ИСХОДНЫЙ ТЕКСТ.
==*==

Появление перед Чацким на фамусовском вечере большинства действующих лиц абсолютной обязательностью не обладает. Пьеса могла бы и обойтись без Горича или без Тугоуховских. И столь же не обязательно тем, кто выходит на сцену, выходить в такой именно последовательности. В этом смысле замечание Вяземского в адрес комедии, что «здесь почти все лица эпизодические, все явления выдвижные: их можно выдвинуть, вдвинуть, переместить, пополнить, и нигде не заметишь ни трещины, ни приделки» [18], не лишено резона. (Впрочем, так же не обязательны еще «набор» и порядок появления друг за другом чиновников в «Ревизоре»).

Но место Репетилова закреплено очень твердо. Встретиться с ним Чацкий может, только потерпев уже поражение в Москве, ославленный безумным и покидающий дом Фамусова. Тут, в этом месте комедии, Репетилов, о чем у нас уже шла речь, оказывается в необходимом внутреннем «сцеплении» с героем, приоткрывает завесу над его возможным будущим. И Чацкому он, значит, не совершенно чужой, хоть тот об этом, конечно же, и не подозревает [19].

Наконец, из речей Репетилова следует, что, «умишком понатужась», он может «каламбур родить», из которого уже другие «водевильчик слепят». То есть и к искусству он, получается, причастен.

==*==

ЧТО СДЕЛАТЬ.
1. Определите, согласуются ли с текстом о Репетилове утверждения (а), (б) и (в). На каждое ответьте «да» или «нет» и дословно приведите слова текста, которые это решают.
(а) По мнению Вяземского, почти все лица комедии эпизодические.
(б) Чацкий может встретиться с Репетиловым еще до того, как его ославят безумным.
(в) Репетилов сам сочиняет водевили.
2. Продолжите текст о Репетилове, начав сразу после его последнего предложения.
Материал с текстом о Репетилове никак не связан.

==*==

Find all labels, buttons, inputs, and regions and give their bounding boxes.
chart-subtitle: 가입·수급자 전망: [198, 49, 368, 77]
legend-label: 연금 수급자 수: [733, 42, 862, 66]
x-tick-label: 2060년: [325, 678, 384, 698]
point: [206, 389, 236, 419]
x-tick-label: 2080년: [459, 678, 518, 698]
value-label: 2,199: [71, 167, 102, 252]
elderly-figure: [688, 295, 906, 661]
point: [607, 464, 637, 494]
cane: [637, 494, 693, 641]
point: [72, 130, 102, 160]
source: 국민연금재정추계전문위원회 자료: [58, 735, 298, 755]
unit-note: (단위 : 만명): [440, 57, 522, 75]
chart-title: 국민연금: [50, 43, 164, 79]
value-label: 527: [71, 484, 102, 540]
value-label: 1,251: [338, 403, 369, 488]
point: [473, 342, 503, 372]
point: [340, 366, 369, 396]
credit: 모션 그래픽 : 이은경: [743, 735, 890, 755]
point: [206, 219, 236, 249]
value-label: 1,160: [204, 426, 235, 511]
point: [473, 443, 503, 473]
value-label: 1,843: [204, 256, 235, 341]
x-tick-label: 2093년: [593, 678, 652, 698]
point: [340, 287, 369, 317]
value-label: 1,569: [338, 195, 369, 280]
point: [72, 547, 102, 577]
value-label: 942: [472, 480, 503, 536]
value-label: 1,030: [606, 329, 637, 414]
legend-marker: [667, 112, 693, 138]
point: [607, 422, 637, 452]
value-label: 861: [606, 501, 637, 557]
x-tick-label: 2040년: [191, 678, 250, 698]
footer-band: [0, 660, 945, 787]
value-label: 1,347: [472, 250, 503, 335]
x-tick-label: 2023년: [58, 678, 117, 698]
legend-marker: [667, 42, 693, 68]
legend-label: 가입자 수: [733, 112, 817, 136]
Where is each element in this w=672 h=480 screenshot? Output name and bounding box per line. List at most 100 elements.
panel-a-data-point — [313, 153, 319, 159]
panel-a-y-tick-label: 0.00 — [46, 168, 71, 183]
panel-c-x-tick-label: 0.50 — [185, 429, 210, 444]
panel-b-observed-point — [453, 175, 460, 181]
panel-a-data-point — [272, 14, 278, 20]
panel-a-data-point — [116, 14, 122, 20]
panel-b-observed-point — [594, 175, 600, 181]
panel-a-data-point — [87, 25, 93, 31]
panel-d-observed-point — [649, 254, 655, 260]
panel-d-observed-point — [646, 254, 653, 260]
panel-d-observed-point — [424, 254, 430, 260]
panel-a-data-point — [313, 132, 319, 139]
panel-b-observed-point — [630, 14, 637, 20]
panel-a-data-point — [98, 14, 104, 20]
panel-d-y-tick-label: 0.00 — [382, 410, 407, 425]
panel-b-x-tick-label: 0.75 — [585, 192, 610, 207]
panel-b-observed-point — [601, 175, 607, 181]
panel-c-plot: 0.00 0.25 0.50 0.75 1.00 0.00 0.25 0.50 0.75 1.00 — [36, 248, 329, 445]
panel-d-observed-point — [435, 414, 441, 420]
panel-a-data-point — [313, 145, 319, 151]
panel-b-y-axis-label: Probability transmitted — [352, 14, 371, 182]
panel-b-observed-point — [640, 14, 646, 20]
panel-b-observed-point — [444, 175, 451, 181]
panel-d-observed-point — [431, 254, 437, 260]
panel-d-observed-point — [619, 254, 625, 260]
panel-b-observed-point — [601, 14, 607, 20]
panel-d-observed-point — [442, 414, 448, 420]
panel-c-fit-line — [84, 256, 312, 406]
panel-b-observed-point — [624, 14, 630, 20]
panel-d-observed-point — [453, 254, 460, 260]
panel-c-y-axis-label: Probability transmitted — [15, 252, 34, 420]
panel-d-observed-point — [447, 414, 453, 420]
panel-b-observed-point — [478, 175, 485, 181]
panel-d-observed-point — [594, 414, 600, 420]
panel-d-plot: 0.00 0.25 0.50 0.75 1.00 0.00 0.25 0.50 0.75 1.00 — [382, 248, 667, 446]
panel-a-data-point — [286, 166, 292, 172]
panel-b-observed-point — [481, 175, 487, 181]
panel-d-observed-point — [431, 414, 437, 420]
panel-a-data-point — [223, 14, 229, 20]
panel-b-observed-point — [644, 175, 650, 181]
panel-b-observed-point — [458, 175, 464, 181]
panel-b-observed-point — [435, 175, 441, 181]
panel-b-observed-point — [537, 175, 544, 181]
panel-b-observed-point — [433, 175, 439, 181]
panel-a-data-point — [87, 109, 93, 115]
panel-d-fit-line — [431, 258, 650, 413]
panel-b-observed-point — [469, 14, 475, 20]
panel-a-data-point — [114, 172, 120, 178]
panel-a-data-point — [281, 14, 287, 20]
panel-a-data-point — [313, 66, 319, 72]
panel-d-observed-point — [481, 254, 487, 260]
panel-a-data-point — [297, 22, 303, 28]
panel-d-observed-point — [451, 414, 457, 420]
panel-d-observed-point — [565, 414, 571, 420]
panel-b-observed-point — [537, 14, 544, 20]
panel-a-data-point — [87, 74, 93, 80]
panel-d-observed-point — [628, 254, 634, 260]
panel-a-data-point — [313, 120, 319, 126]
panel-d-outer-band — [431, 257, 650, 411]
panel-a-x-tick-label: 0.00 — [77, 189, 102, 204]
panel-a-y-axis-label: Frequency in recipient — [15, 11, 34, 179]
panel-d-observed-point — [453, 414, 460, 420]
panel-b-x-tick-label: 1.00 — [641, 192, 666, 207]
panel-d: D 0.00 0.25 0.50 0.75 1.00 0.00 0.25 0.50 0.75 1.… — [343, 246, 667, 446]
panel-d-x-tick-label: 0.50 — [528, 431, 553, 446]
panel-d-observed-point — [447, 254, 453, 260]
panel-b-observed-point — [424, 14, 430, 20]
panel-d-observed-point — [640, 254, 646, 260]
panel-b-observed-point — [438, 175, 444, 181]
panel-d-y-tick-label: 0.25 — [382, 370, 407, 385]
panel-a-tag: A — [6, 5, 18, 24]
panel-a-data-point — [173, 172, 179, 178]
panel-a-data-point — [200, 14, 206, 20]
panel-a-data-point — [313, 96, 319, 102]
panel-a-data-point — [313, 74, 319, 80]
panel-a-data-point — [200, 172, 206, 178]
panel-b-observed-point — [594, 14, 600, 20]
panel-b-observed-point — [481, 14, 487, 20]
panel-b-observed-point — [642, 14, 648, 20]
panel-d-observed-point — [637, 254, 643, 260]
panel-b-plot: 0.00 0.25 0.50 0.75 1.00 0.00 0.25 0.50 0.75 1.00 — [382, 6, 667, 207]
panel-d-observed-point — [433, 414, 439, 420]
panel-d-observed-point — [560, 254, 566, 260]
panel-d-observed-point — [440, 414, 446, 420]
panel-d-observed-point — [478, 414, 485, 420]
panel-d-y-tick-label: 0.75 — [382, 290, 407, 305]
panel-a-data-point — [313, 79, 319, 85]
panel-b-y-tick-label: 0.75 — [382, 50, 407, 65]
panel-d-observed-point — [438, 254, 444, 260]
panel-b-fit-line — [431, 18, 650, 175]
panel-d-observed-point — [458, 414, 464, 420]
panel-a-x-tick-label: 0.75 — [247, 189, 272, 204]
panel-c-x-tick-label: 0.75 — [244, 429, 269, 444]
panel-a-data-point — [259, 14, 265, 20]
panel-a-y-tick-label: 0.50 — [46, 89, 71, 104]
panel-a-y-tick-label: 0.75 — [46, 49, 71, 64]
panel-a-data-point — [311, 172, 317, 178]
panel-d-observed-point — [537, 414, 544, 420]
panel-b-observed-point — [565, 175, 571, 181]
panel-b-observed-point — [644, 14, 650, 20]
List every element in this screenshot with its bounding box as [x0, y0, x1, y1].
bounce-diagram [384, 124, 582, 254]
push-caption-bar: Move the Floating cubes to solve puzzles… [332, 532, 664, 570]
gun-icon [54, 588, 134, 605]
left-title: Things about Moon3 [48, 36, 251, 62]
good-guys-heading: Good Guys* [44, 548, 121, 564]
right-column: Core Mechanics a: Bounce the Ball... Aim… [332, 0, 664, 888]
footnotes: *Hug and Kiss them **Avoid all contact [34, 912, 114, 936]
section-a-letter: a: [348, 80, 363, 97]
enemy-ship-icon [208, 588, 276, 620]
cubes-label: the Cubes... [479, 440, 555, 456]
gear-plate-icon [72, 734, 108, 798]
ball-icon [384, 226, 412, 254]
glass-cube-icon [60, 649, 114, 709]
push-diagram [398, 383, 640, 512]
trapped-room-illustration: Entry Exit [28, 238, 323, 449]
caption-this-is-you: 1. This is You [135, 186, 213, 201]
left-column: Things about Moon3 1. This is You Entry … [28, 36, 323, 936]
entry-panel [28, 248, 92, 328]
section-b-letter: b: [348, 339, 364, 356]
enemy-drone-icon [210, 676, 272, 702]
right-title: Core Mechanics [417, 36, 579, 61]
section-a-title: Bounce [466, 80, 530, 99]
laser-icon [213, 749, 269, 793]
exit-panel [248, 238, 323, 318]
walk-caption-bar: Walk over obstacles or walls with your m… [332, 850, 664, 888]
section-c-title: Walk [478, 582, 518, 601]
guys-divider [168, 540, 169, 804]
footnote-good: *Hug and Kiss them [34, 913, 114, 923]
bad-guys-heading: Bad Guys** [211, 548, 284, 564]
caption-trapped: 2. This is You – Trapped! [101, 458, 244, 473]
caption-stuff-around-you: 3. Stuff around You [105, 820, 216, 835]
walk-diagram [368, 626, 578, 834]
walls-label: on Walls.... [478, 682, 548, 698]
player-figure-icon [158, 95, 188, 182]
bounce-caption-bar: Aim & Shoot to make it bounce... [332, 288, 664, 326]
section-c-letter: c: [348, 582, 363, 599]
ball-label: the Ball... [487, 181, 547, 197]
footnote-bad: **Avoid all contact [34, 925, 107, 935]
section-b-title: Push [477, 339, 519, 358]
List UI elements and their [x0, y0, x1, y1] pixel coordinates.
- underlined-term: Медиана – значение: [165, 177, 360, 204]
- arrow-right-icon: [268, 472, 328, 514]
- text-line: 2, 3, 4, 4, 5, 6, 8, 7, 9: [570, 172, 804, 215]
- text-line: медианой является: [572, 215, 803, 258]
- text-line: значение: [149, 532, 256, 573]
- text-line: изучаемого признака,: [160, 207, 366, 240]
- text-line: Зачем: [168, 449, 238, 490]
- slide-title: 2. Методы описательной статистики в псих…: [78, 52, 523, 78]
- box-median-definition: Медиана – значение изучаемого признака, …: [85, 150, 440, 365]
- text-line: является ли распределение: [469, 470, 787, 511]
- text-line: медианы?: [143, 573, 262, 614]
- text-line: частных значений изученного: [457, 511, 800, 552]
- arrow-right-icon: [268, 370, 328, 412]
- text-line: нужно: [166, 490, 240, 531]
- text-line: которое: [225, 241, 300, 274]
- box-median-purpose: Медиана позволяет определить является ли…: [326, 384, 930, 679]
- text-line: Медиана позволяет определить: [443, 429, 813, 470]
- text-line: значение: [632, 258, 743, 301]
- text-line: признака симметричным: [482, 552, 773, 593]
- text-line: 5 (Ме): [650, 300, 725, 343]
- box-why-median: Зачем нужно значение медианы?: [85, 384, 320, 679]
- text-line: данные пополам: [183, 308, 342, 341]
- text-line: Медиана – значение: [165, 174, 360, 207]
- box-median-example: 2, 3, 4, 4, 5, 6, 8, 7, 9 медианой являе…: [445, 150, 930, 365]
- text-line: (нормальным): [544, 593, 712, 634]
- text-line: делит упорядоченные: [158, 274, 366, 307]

==*==

РЕЗУЛЬТАТЫ ЗАДАНИЙ.
1.
(а) Да: «здесь почти все лица эпизодические».
(б) Нет: «Встретиться с ним Чацкий может, только потерпев уже поражение в Москве, ославленный безумным и покидающий дом Фамусова».
(в) Нет: «из которого уже другие «водевильчик слепят»».

2.
Не случайно именно Пушкин выказал к этой фигуре внимание, заинтересовался ею. В его собственном Ленском, возникшем позднее, когда тот уже уходит из жизни, человеческое предназначение так еще и не определилось, и возможны, что называется, «варианты». Причем «варианты», далеко друг от друга отстоящие, даже противоположные. (Любопытно, что Белинский и Герцен, рассматривая будущее Ленского, останься он жив, разное предполагали наиболее вероятным). Татьяна удивила своего создателя, выйдя замуж, и Пушкин этой неожиданности как будто радовался...

Действительность предъявляла искусству свое многообразие, свою игру. И оно благодарно и многосторонне этому отзывалось. Гоголь вскоре займется Хлестаковым. Тургенев в артистизме Паншина из «Дворянского гнезда» найдет объяснение тому, что человек этот так легко отвернулся от Лизы, руки и сердца которой только-только просил, и поступил чуть не в рабство к незнакомой ему и внезапно появившейся Варваре Павловне. Из тех же переменчивости и легкости писатели России сумели вывести и не менее чем «всемирную отзывчивость» Пушкина. Она присуща стала и им самим - вплоть до Достоевского - так бесконечно от Репетилова далеким...

4

О создании в его кругу произведений для сценического исполнения Репетилов в «Горе от ума» рассказывает так:

Ну, между ними я, конечно, зауряд.

Немножко поотстал, ленив, подумать ужас!

Однако ж я, когда, умишком понатужась,

Засяду, часу не сижу,

И как-то невзначай вдруг каламбур рожу.

Другие у меня мысль эту же подцепят,

И вшестером, глядь, водевильчик слепят;

Другие шестеро на музыку кладут,

Другие хлопают, когда его дают.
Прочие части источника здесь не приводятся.